### 課題
• 1. 笠間乳肉牛研究室の研究員を紹介する記事の中から、「笠間の農場には」で始まる段落を選び、主な事実を残して箇条書きにまとめてください。
• 2. 笠間乳肉牛研究室の研究員を紹介する記事を、最後の文に続けて書き進めること。

### 提示文
◇ ◇ ◇ ◇

幼少期に父の仕事の関係で米国の牧場近くで過ごし、自然と牛や馬に興味を抱いたと話す。「父も牛の飼料関係の仕事をしていて、よく動物園などに連れていってもらいました」。畜産系の大学に進み、研究室では生まれたばかりの免疫を持たない子牛に効率的に免疫抗体を移す研究に取り組んだ。その傍ら農場で搾乳や給餌のアルバイトに打ち込み、動物や生産者と触れあう時間を重ねた。

こうした経験から食の根幹を担う生産者を支える仕事に従事したいとの思いが強まった。全農を志した理由は「最も生産者との懸け橋となる現場で取り組めるのが全農でした」と振り返る。牛に携わる部門への配属を希望し、茨城県笠間市にある笠間乳肉牛研究室に着任して5年目を迎える。

研究活動の様子研究活動の様子

牛のお産のたびに初乳集め製剤改良に

現在取り組んでいるメーンの研究の1つが、大学でも取り組んだ子牛の免疫に関わるテーマだ。分娩後初めて搾った初乳に含まれる免疫成分などを調べる試験を繰り返す。免疫成分の低い初乳は品質が悪いとされ、生産現場では初乳製剤を混ぜて子牛に与えたりするが、物性や成分が変わるため、どの位の量まで与えても大丈夫なのか、試験を繰り返す。

笠間の農場には乳牛と肉牛合わせて約600頭が飼養されており、試験の一環として牛のお産があるたびに初乳を集めに出向く。「お産を何回も経験した牛の方が免疫成分が多くて品質がいい。そうしたデータをもとに初乳製剤の改良などに活かせればと思っています」と話す。

最近新たな研究テーマに加わったのは、代用乳の研究。最近海外で乳牛の栄養飼養標準(家畜の成長過程などに応じた適正な栄養要求量)が約20年ぶりに改定された。代用乳中のミネラルの要求量などが変わったといい、新たな基準でつくった代用乳で牛の発育に問題がないかどうかを検証し、飼料をつくる研究所にフィードバックする。

生産現場の省力化の研究にも意欲

研究範囲は肉牛の肉質分析にも及んでいる。現在、取り組んでいるのが全農独自で育てる黒毛和種種雄牛の評価の実証試験。系統種雄牛の発育性や枝肉の評価を行っている。

◇ ◇ ◇ ◇

### 提供データ
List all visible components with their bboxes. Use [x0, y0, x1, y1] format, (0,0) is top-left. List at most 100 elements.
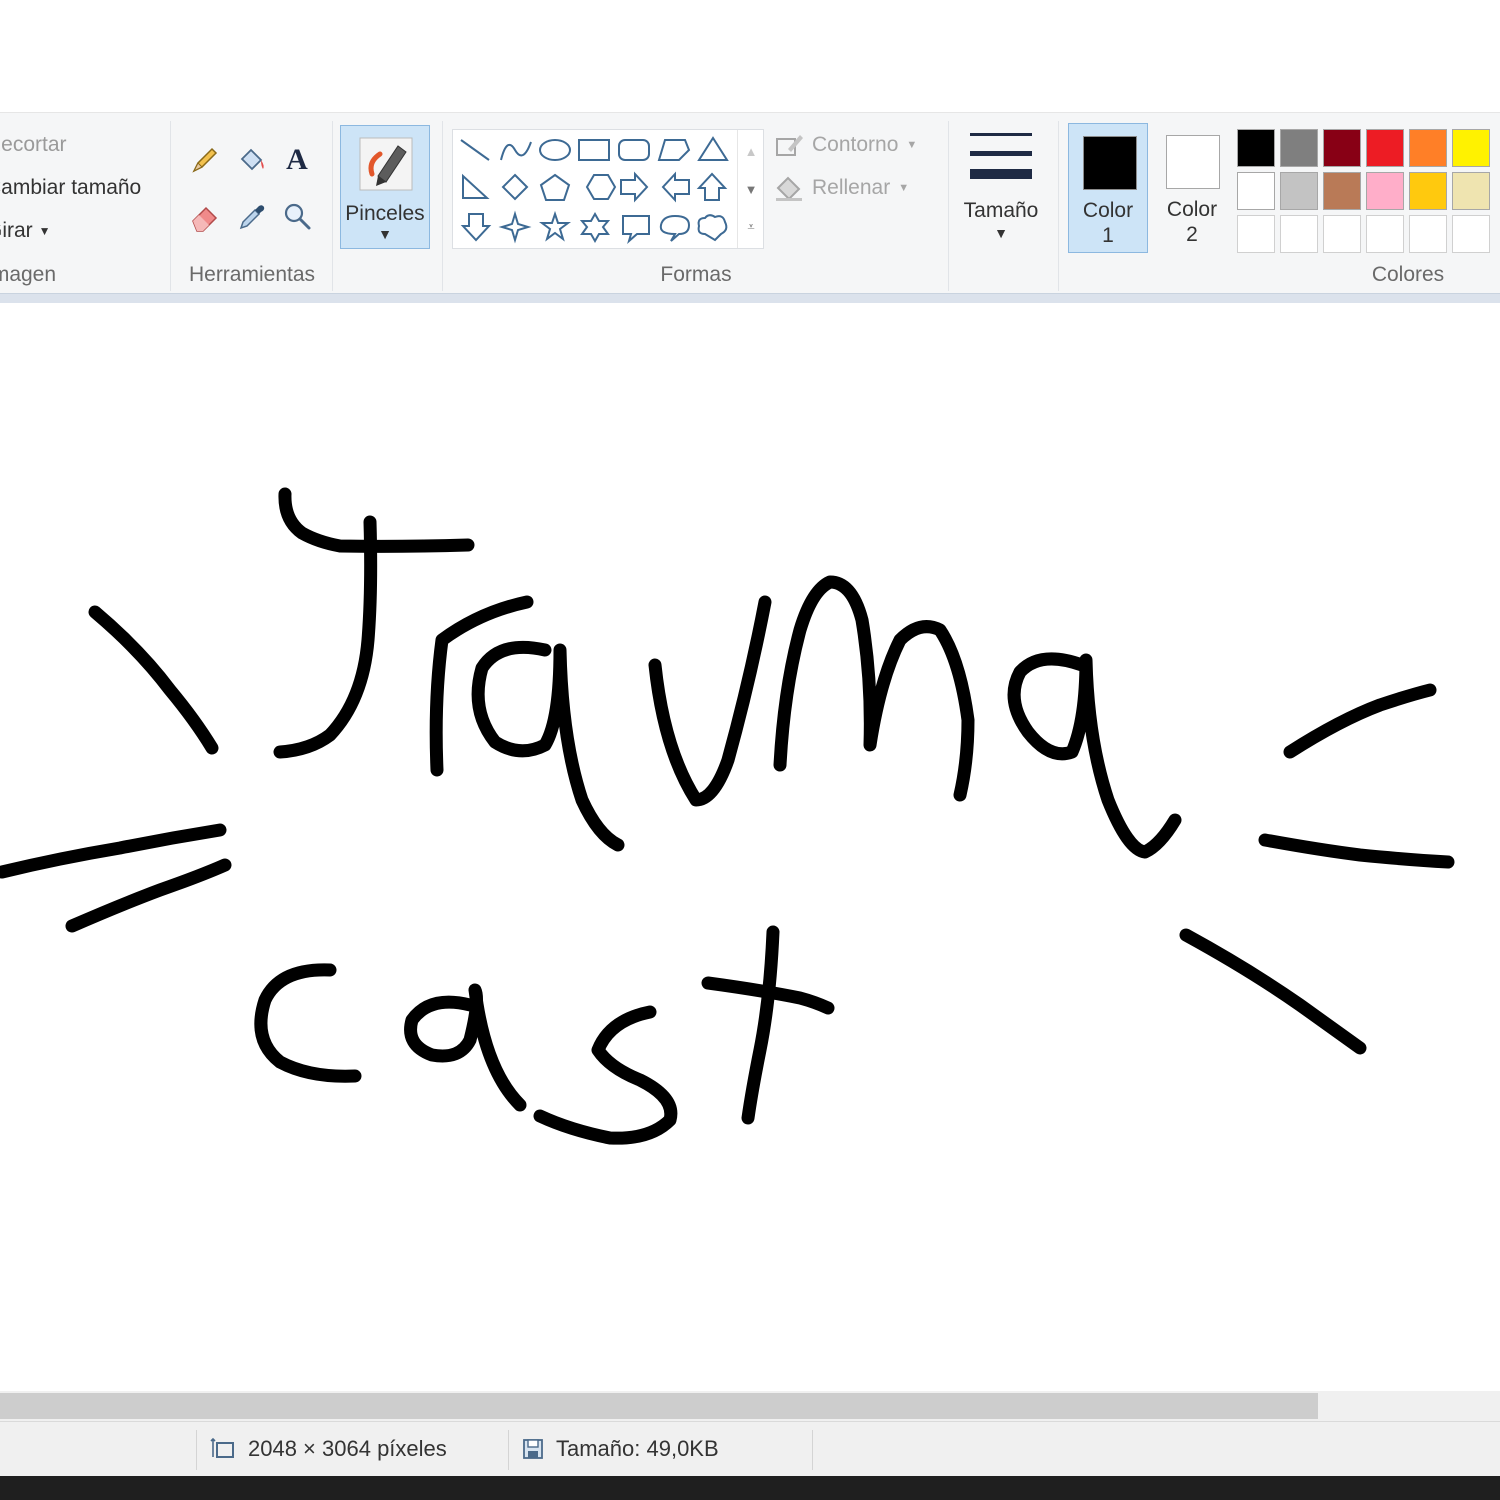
- pencil-icon: [192, 147, 218, 173]
- disk-icon: [523, 1439, 543, 1459]
- shapes-group: Formas: [444, 113, 948, 291]
- stroke-a1: [471, 640, 625, 852]
- title-area: [0, 0, 1500, 112]
- stroke-c: [254, 963, 362, 1083]
- ribbon: Recortar Cambiar tamaño Girar ▼ Imagen A: [0, 112, 1500, 296]
- color1-label: Color 1: [1069, 198, 1147, 248]
- palette-swatch[interactable]: [1237, 215, 1275, 253]
- magnifier-icon: [284, 203, 311, 230]
- stroke-ray-left-3: [65, 858, 232, 933]
- palette-swatch[interactable]: [1323, 129, 1361, 167]
- palette-swatch[interactable]: [1280, 215, 1318, 253]
- magnifier-tool[interactable]: [278, 197, 316, 235]
- size-line-thick: [970, 169, 1032, 179]
- horizontal-scrollbar[interactable]: [0, 1391, 1500, 1421]
- rotate-label: Girar: [0, 219, 33, 242]
- paint-bucket-icon: [240, 148, 264, 171]
- palette-swatch[interactable]: [1452, 129, 1490, 167]
- file-size: Tamaño: 49,0KB: [522, 1436, 719, 1462]
- file-size-text: Tamaño: 49,0KB: [556, 1436, 719, 1461]
- tools-group-label: Herramientas: [188, 263, 316, 286]
- status-divider: [812, 1430, 813, 1470]
- crop-button[interactable]: Recortar: [0, 133, 67, 157]
- stroke-ray-right-1: [1283, 683, 1437, 759]
- brushes-label: Pinceles: [345, 202, 425, 225]
- stroke-ray-left-2: [0, 823, 227, 879]
- color2-label: Color 2: [1152, 197, 1232, 247]
- stroke-ray-right-3: [1179, 928, 1367, 1055]
- brush-icon: [359, 137, 413, 191]
- stroke-t2-stem: [741, 925, 780, 1125]
- color2-swatch: [1166, 135, 1220, 189]
- size-line-medium: [970, 151, 1032, 156]
- group-divider: [1058, 121, 1059, 291]
- chevron-down-icon: ▼: [378, 226, 392, 242]
- group-divider: [948, 121, 949, 291]
- resize-label: Cambiar tamaño: [0, 176, 142, 199]
- palette-swatch[interactable]: [1323, 215, 1361, 253]
- palette-swatch[interactable]: [1366, 129, 1404, 167]
- palette-swatch[interactable]: [1409, 172, 1447, 210]
- palette-swatch[interactable]: [1452, 215, 1490, 253]
- color1-button[interactable]: Color 1: [1068, 123, 1148, 253]
- crop-label: Recortar: [0, 133, 67, 156]
- status-divider: [508, 1430, 509, 1470]
- image-group-label: Imagen: [0, 263, 57, 286]
- eraser-icon: [192, 206, 218, 232]
- eraser-tool[interactable]: [186, 197, 224, 235]
- color1-swatch: [1083, 136, 1137, 190]
- canvas-size-icon: [210, 1437, 234, 1458]
- color1-label-line1: Color: [1082, 199, 1134, 222]
- size-line-thin: [970, 133, 1032, 136]
- dimensions-text: 2048 × 3064 píxeles: [248, 1436, 447, 1461]
- stroke-ray-right-2: [1258, 833, 1455, 869]
- palette-swatch[interactable]: [1280, 172, 1318, 210]
- group-divider: [332, 121, 333, 291]
- rotate-button[interactable]: Girar ▼: [0, 219, 51, 243]
- group-divider: [170, 121, 171, 291]
- group-divider: [442, 121, 443, 291]
- size-button[interactable]: Tamaño ▼: [958, 127, 1044, 249]
- palette-swatch[interactable]: [1323, 172, 1361, 210]
- palette-swatch[interactable]: [1366, 215, 1404, 253]
- status-divider: [196, 1430, 197, 1470]
- ribbon-bottom-border: [0, 293, 1500, 303]
- colors-group-label: Colores: [1371, 263, 1445, 286]
- stroke-s: [533, 1005, 678, 1145]
- chevron-down-icon: ▼: [994, 225, 1008, 241]
- chevron-down-icon: ▼: [38, 224, 51, 238]
- size-label: Tamaño: [963, 199, 1039, 222]
- palette-swatch[interactable]: [1366, 172, 1404, 210]
- color2-label-line2: 2: [1186, 223, 1198, 246]
- stroke-ray-left-1: [88, 605, 219, 755]
- resize-button[interactable]: Cambiar tamaño: [0, 176, 141, 200]
- text-tool[interactable]: A: [278, 141, 316, 179]
- tools-group: A Herramientas: [172, 113, 332, 291]
- scrollbar-thumb[interactable]: [0, 1393, 1318, 1419]
- color1-label-line2: 1: [1102, 224, 1114, 247]
- palette-swatch[interactable]: [1280, 129, 1318, 167]
- color2-button[interactable]: Color 2: [1152, 123, 1232, 253]
- handwritten-drawing: [0, 487, 1455, 1145]
- pencil-tool[interactable]: [186, 141, 224, 179]
- drawing-canvas[interactable]: [0, 303, 1500, 1391]
- stroke-u: [648, 595, 772, 807]
- palette-swatch[interactable]: [1409, 215, 1447, 253]
- stroke-a2: [1007, 652, 1182, 859]
- palette-swatch[interactable]: [1237, 129, 1275, 167]
- stroke-a3: [404, 983, 527, 1112]
- eyedropper-icon: [239, 205, 265, 230]
- taskbar: [0, 1476, 1500, 1500]
- palette-swatch[interactable]: [1409, 129, 1447, 167]
- color2-label-line1: Color: [1166, 198, 1218, 221]
- canvas-dimensions: 2048 × 3064 píxeles: [210, 1436, 447, 1462]
- palette-swatch[interactable]: [1237, 172, 1275, 210]
- text-icon: A: [286, 143, 308, 176]
- status-bar: 2048 × 3064 píxeles Tamaño: 49,0KB: [0, 1421, 1500, 1476]
- stroke-t-stem: [273, 515, 378, 759]
- image-group: Recortar Cambiar tamaño Girar ▼ Imagen: [0, 113, 166, 291]
- color-picker-tool[interactable]: [232, 197, 270, 235]
- brushes-button[interactable]: Pinceles ▼: [340, 125, 430, 249]
- palette-swatch[interactable]: [1452, 172, 1490, 210]
- fill-tool[interactable]: [232, 141, 270, 179]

◇ ◇ ◇ ◇

### 各課題の解答
• 1.
・笠間の農場では、乳牛と肉牛を合わせて約600頭を飼養している
・試験の一環として、牛のお産があるたびに初乳を集めに出向く
・お産を何回も経験した牛の初乳ほど免疫成分が多く、品質がよい
・そうしたデータを初乳製剤の改良などに活かしたいと考えている

• 2.
資材高騰や乳価低迷などで畜産・酪農の生産者が厳しい経営に直面する中、今後は特に生産現場の省力化に役立つ研究に取り組みたいと意欲を示す。「ウクライナ情勢などで飼料や畜産資材の価格が高騰しているのに加えて就業人口が減って現場では省力化が求められています。生産性向上やICT技術などを活用して省力化やコスト削減につながる飼料や飼養管理の開発に努めることが重要だと考えています」と強調する。

独自の研究成果を学会で発表へ

実は最近、省力化につながる1つの研究成果を生み出した。生まれたばかりの子牛に免疫力をつけるために与える初乳製剤は生後すぐに2袋、6時間後をめどに2袋の計4袋を与えることが推奨されているが、深夜の分娩の場合、6時間後の作業は生産者に大きな負担となる。そこで藤條さんが分娩直後に1度に4袋を与えて血液や体重などのデータを分析したところ、2回に分けて与える場合と遜色のない結果が得られたという。この成果を今年9月の日本畜産学会で発表する予定だ。

すぐに役立つ研究も 頼られる存在目指す

「当研究所は先進的かつ基礎的な研究も行っていますが、私個人の思いとしては、すぐに生産者が現場で扱えるような研究も重ねていきたいと考えています」と藤條さんは話す。そのためにも日々の牛の細かい観察は欠かせず、毎朝、始業時間前には農場に足を運ぶ。同研究所は飼養頭数の多さに加え、哺育から育成まですべてのステージで試験をできるやりがいのある職場だと話す。

「将来は生産現場に近い場所で仕事をしたいと考えています。まだ微力ですが、力をつけて少しでも生産者に頼られる存在になれることをめざします」と将来への決意を語った。